→ **TASK DETAILS**:
Work through the data line by line, gathering every line that has the word "depletion".

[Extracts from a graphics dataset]
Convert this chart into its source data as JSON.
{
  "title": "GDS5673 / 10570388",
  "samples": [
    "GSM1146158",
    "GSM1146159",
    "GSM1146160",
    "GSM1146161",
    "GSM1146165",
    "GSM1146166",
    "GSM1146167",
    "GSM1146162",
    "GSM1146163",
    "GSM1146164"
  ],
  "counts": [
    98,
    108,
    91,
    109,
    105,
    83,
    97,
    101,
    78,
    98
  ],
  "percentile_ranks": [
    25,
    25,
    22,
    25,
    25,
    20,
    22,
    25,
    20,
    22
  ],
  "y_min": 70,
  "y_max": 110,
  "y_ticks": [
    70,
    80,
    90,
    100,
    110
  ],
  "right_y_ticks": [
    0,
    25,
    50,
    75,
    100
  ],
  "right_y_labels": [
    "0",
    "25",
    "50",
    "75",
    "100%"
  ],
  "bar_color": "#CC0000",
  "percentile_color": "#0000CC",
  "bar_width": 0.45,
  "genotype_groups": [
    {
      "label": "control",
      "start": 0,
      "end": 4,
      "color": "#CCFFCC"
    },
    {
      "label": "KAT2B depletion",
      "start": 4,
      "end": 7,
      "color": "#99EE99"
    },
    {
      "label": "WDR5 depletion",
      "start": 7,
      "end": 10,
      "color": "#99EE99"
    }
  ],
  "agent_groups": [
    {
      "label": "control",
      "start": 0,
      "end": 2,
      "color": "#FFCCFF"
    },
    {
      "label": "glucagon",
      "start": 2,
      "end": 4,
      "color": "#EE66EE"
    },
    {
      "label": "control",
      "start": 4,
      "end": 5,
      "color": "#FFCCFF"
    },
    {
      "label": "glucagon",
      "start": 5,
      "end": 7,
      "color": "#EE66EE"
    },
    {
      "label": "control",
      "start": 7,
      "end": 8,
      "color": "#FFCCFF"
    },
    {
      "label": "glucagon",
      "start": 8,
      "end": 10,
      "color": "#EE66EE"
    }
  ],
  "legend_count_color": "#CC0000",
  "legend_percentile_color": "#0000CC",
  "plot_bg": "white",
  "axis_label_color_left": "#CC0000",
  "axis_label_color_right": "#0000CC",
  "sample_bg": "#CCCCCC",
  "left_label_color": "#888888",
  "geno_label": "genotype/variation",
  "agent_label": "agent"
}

→ **ANSWER TO THIS EXERCISE**:
      "label": "KAT2B depletion",
      "label": "WDR5 depletion",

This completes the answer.